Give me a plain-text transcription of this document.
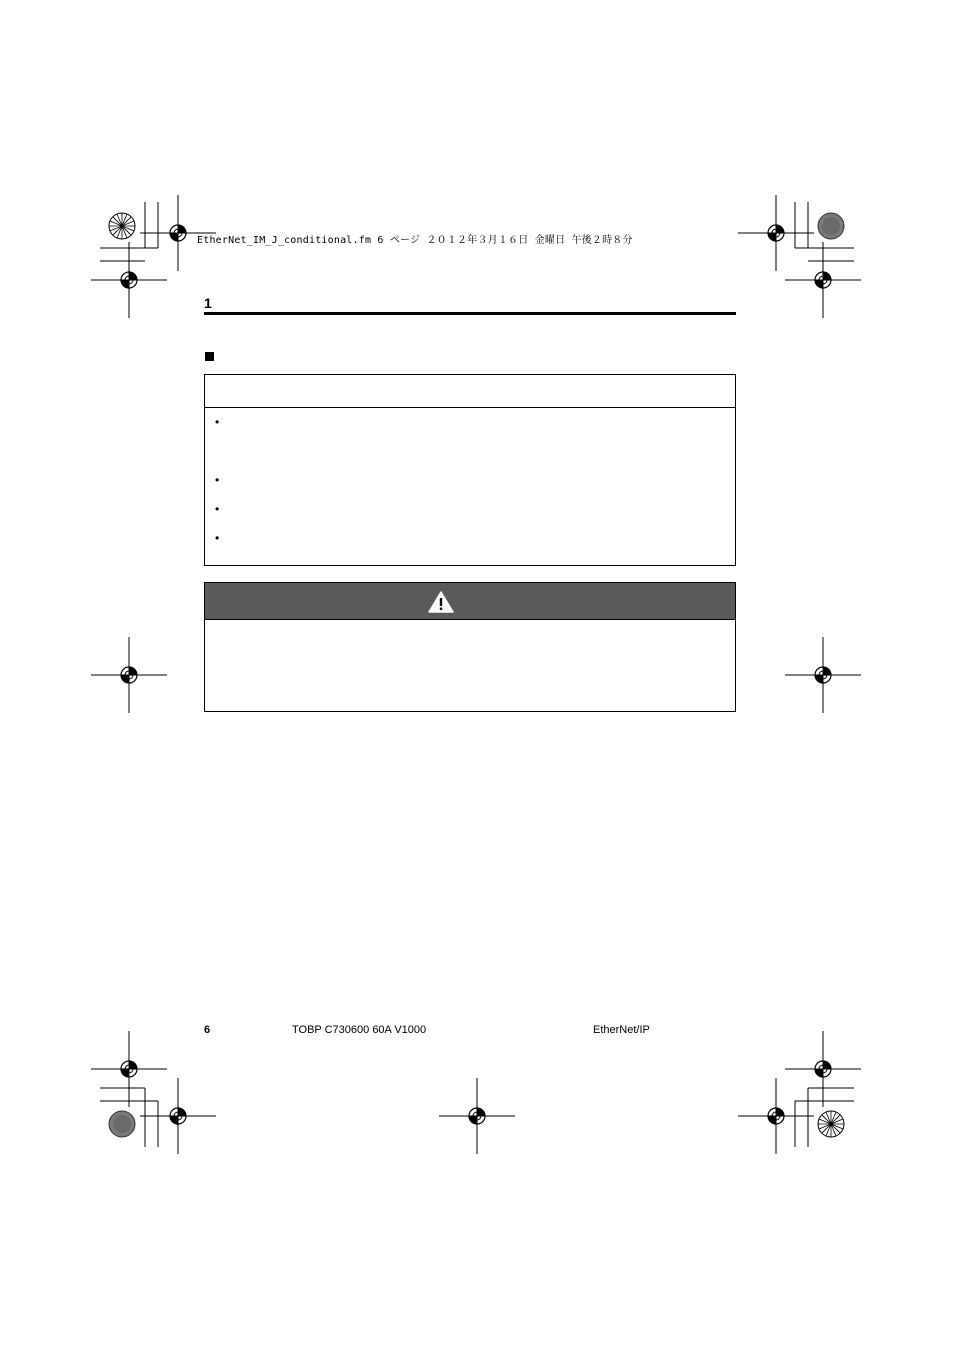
EtherNet_IM_J_conditional.fm 6 ページ ２０１２年３月１６日 金曜日 午後２時８分
1
•
•
•
•
6	TOBP C730600 60A V1000	EtherNet/IP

● ● ● ● ● ● ●

Each line of the data is to be duplicated exactly; pictures stay out of the copy.

=== Exercise output ===
Give me a plain-text transcription of this document.
EtherNet_IM_J_conditional.fm 6 ページ ２０１２年３月１６日 金曜日 午後２時８分
1
•
•
•
•
6	TOBP C730600 60A V1000	EtherNet/IP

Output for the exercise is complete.